— THE TASK —
In the material below, find each line with the word "development" and copy it.

— GIVEN DATA —
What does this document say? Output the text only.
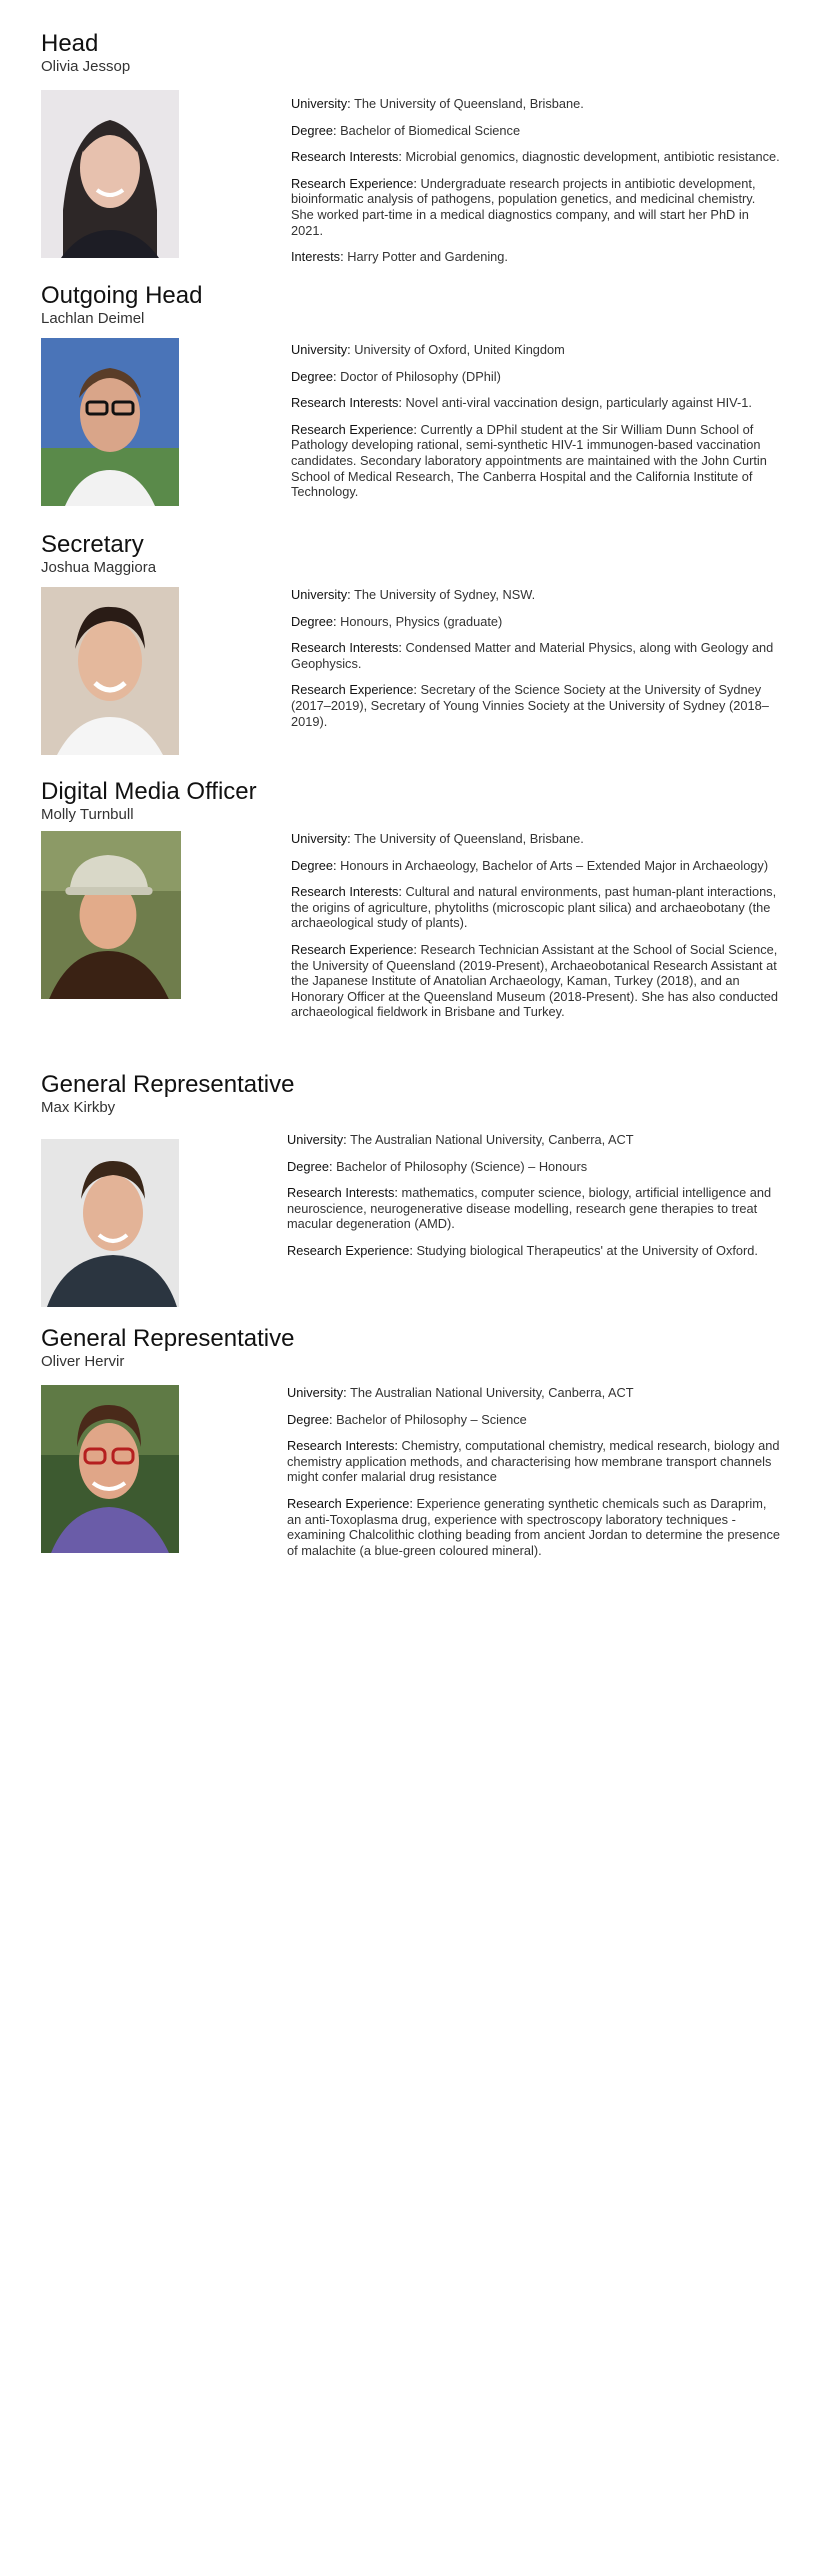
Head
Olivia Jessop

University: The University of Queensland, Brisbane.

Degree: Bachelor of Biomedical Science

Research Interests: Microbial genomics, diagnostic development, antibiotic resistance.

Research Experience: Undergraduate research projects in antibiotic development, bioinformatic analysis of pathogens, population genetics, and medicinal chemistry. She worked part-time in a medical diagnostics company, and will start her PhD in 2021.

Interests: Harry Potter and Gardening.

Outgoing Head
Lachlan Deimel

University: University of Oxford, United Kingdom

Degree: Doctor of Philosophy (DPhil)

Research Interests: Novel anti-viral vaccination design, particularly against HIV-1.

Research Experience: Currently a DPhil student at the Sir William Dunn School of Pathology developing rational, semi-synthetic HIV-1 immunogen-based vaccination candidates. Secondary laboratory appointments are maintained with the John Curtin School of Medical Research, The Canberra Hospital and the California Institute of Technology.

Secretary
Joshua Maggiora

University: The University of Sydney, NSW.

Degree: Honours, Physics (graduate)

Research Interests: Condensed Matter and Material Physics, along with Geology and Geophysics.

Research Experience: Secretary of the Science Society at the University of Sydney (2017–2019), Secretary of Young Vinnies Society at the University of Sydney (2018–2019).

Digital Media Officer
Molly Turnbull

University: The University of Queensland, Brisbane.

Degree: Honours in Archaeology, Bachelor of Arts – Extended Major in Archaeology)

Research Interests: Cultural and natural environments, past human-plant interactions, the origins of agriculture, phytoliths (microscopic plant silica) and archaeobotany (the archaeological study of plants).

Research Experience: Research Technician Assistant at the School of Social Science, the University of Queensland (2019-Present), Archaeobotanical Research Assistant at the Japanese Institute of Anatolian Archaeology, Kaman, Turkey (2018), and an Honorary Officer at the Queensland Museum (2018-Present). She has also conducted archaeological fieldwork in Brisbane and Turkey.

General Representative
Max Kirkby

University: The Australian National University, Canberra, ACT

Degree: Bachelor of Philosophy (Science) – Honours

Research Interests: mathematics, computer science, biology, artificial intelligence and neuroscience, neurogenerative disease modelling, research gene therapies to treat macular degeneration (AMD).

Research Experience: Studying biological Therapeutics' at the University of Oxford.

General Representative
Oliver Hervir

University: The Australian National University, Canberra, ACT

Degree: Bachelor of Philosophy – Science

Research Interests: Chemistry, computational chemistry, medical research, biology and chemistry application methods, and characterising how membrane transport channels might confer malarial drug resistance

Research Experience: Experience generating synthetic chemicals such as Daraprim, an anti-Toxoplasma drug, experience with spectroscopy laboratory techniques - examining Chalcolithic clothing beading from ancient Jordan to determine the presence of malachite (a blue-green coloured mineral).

— TASK RESULT —
Research Interests: Microbial genomics, diagnostic development, antibiotic resistance.
Research Experience: Undergraduate research projects in antibiotic development, bioinformatic analysis of pathogens, population genetics, and medicinal chemistry. She worked part-time in a medical diagnostics company, and will start her PhD in 2021.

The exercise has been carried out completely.